Stored data
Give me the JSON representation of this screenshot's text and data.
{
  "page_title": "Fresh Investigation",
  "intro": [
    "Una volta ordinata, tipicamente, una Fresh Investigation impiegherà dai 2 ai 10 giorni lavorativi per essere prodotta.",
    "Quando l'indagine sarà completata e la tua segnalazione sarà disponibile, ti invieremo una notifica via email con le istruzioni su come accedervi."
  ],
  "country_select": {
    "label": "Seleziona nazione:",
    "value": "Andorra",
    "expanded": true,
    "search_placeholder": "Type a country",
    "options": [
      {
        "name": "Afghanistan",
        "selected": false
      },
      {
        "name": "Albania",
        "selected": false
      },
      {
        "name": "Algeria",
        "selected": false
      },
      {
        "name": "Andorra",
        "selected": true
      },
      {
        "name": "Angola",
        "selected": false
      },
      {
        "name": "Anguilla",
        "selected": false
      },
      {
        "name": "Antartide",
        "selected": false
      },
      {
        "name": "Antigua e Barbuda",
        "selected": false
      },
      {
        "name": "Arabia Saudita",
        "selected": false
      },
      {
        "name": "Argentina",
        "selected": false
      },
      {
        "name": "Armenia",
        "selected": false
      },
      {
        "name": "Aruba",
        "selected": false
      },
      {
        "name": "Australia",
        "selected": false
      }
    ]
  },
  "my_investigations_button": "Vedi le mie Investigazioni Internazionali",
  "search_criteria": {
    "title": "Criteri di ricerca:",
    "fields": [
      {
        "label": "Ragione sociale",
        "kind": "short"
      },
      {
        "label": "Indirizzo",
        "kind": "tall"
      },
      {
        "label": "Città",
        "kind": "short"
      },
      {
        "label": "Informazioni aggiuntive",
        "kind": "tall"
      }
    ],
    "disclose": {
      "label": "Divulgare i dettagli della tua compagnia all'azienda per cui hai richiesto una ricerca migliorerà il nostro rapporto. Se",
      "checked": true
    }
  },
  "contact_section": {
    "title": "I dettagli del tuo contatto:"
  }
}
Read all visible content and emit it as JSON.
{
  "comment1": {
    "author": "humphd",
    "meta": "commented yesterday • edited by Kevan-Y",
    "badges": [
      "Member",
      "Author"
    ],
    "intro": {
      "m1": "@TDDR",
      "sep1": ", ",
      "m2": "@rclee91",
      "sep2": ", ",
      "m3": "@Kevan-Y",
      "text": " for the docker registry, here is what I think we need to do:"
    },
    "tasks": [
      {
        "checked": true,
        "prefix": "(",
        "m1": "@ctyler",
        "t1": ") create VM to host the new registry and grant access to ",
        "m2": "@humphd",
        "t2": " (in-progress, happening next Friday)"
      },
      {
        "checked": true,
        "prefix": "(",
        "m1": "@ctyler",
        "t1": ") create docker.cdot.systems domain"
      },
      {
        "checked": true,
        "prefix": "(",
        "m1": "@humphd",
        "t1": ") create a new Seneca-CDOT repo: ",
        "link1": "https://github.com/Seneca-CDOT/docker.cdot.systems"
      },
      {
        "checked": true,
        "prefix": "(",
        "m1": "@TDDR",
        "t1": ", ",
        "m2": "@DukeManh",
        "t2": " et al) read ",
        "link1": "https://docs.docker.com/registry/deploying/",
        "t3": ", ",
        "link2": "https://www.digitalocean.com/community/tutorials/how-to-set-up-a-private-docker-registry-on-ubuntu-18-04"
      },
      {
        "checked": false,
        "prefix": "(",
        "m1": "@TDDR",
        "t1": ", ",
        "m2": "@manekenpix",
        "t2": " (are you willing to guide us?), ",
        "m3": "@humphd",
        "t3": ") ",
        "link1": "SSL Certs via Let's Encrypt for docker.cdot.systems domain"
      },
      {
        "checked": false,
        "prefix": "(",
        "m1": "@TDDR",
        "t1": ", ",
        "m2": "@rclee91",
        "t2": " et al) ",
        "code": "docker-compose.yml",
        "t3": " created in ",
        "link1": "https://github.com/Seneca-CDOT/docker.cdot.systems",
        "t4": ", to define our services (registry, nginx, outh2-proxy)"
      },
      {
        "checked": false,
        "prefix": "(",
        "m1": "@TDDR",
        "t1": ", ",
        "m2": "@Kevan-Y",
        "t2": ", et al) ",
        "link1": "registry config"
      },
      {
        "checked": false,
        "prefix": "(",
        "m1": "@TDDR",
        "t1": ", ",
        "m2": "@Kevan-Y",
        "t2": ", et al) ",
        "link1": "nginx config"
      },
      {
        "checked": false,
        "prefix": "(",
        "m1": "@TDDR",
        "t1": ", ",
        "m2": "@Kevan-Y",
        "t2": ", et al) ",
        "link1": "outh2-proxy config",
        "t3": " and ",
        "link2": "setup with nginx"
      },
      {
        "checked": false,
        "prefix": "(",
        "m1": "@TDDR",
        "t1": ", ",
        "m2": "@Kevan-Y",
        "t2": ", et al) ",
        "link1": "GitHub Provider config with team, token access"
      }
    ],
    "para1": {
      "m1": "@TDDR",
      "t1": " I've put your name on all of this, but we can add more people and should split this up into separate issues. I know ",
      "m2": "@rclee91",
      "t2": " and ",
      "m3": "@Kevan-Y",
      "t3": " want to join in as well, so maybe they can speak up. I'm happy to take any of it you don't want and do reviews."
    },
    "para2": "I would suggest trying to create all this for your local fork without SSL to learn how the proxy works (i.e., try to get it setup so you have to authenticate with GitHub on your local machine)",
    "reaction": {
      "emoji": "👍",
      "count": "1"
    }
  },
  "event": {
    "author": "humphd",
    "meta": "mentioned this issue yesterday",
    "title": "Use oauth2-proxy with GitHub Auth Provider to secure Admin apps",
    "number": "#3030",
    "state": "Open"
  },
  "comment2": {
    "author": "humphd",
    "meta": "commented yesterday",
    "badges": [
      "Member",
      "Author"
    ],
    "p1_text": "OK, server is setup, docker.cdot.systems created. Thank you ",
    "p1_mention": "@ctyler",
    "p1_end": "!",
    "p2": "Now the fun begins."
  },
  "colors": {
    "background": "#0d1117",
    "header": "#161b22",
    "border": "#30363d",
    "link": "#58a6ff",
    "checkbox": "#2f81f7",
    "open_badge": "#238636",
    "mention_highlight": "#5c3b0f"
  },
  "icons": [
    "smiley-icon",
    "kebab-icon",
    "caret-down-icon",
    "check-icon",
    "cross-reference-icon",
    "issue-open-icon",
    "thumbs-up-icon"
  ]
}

Goal – Every entry above should be retyped exactly as shown.

Answer for this exercise –
Give me the JSON representation of this screenshot's text and data.
{
  "page_title": "Fresh Investigation",
  "intro": [
    "Una volta ordinata, tipicamente, una Fresh Investigation impiegherà dai 2 ai 10 giorni lavorativi per essere prodotta.",
    "Quando l'indagine sarà completata e la tua segnalazione sarà disponibile, ti invieremo una notifica via email con le istruzioni su come accedervi."
  ],
  "country_select": {
    "label": "Seleziona nazione:",
    "value": "Andorra",
    "expanded": true,
    "search_placeholder": "Type a country",
    "options": [
      {
        "name": "Afghanistan",
        "selected": false
      },
      {
        "name": "Albania",
        "selected": false
      },
      {
        "name": "Algeria",
        "selected": false
      },
      {
        "name": "Andorra",
        "selected": true
      },
      {
        "name": "Angola",
        "selected": false
      },
      {
        "name": "Anguilla",
        "selected": false
      },
      {
        "name": "Antartide",
        "selected": false
      },
      {
        "name": "Antigua e Barbuda",
        "selected": false
      },
      {
        "name": "Arabia Saudita",
        "selected": false
      },
      {
        "name": "Argentina",
        "selected": false
      },
      {
        "name": "Armenia",
        "selected": false
      },
      {
        "name": "Aruba",
        "selected": false
      },
      {
        "name": "Australia",
        "selected": false
      }
    ]
  },
  "my_investigations_button": "Vedi le mie Investigazioni Internazionali",
  "search_criteria": {
    "title": "Criteri di ricerca:",
    "fields": [
      {
        "label": "Ragione sociale",
        "kind": "short"
      },
      {
        "label": "Indirizzo",
        "kind": "tall"
      },
      {
        "label": "Città",
        "kind": "short"
      },
      {
        "label": "Informazioni aggiuntive",
        "kind": "tall"
      }
    ],
    "disclose": {
      "label": "Divulgare i dettagli della tua compagnia all'azienda per cui hai richiesto una ricerca migliorerà il nostro rapporto. Se",
      "checked": true
    }
  },
  "contact_section": {
    "title": "I dettagli del tuo contatto:"
  }
}
Read all visible content and emit it as JSON.
{
  "comment1": {
    "author": "humphd",
    "meta": "commented yesterday • edited by Kevan-Y",
    "badges": [
      "Member",
      "Author"
    ],
    "intro": {
      "m1": "@TDDR",
      "sep1": ", ",
      "m2": "@rclee91",
      "sep2": ", ",
      "m3": "@Kevan-Y",
      "text": " for the docker registry, here is what I think we need to do:"
    },
    "tasks": [
      {
        "checked": true,
        "prefix": "(",
        "m1": "@ctyler",
        "t1": ") create VM to host the new registry and grant access to ",
        "m2": "@humphd",
        "t2": " (in-progress, happening next Friday)"
      },
      {
        "checked": true,
        "prefix": "(",
        "m1": "@ctyler",
        "t1": ") create docker.cdot.systems domain"
      },
      {
        "checked": true,
        "prefix": "(",
        "m1": "@humphd",
        "t1": ") create a new Seneca-CDOT repo: ",
        "link1": "https://github.com/Seneca-CDOT/docker.cdot.systems"
      },
      {
        "checked": true,
        "prefix": "(",
        "m1": "@TDDR",
        "t1": ", ",
        "m2": "@DukeManh",
        "t2": " et al) read ",
        "link1": "https://docs.docker.com/registry/deploying/",
        "t3": ", ",
        "link2": "https://www.digitalocean.com/community/tutorials/how-to-set-up-a-private-docker-registry-on-ubuntu-18-04"
      },
      {
        "checked": false,
        "prefix": "(",
        "m1": "@TDDR",
        "t1": ", ",
        "m2": "@manekenpix",
        "t2": " (are you willing to guide us?), ",
        "m3": "@humphd",
        "t3": ") ",
        "link1": "SSL Certs via Let's Encrypt for docker.cdot.systems domain"
      },
      {
        "checked": false,
        "prefix": "(",
        "m1": "@TDDR",
        "t1": ", ",
        "m2": "@rclee91",
        "t2": " et al) ",
        "code": "docker-compose.yml",
        "t3": " created in ",
        "link1": "https://github.com/Seneca-CDOT/docker.cdot.systems",
        "t4": ", to define our services (registry, nginx, outh2-proxy)"
      },
      {
        "checked": false,
        "prefix": "(",
        "m1": "@TDDR",
        "t1": ", ",
        "m2": "@Kevan-Y",
        "t2": ", et al) ",
        "link1": "registry config"
      },
      {
        "checked": false,
        "prefix": "(",
        "m1": "@TDDR",
        "t1": ", ",
        "m2": "@Kevan-Y",
        "t2": ", et al) ",
        "link1": "nginx config"
      },
      {
        "checked": false,
        "prefix": "(",
        "m1": "@TDDR",
        "t1": ", ",
        "m2": "@Kevan-Y",
        "t2": ", et al) ",
        "link1": "outh2-proxy config",
        "t3": " and ",
        "link2": "setup with nginx"
      },
      {
        "checked": false,
        "prefix": "(",
        "m1": "@TDDR",
        "t1": ", ",
        "m2": "@Kevan-Y",
        "t2": ", et al) ",
        "link1": "GitHub Provider config with team, token access"
      }
    ],
    "para1": {
      "m1": "@TDDR",
      "t1": " I've put your name on all of this, but we can add more people and should split this up into separate issues. I know ",
      "m2": "@rclee91",
      "t2": " and ",
      "m3": "@Kevan-Y",
      "t3": " want to join in as well, so maybe they can speak up. I'm happy to take any of it you don't want and do reviews."
    },
    "para2": "I would suggest trying to create all this for your local fork without SSL to learn how the proxy works (i.e., try to get it setup so you have to authenticate with GitHub on your local machine)",
    "reaction": {
      "emoji": "👍",
      "count": "1"
    }
  },
  "event": {
    "author": "humphd",
    "meta": "mentioned this issue yesterday",
    "title": "Use oauth2-proxy with GitHub Auth Provider to secure Admin apps",
    "number": "#3030",
    "state": "Open"
  },
  "comment2": {
    "author": "humphd",
    "meta": "commented yesterday",
    "badges": [
      "Member",
      "Author"
    ],
    "p1_text": "OK, server is setup, docker.cdot.systems created. Thank you ",
    "p1_mention": "@ctyler",
    "p1_end": "!",
    "p2": "Now the fun begins."
  },
  "colors": {
    "background": "#0d1117",
    "header": "#161b22",
    "border": "#30363d",
    "link": "#58a6ff",
    "checkbox": "#2f81f7",
    "open_badge": "#238636",
    "mention_highlight": "#5c3b0f"
  },
  "icons": [
    "smiley-icon",
    "kebab-icon",
    "caret-down-icon",
    "check-icon",
    "cross-reference-icon",
    "issue-open-icon",
    "thumbs-up-icon"
  ]
}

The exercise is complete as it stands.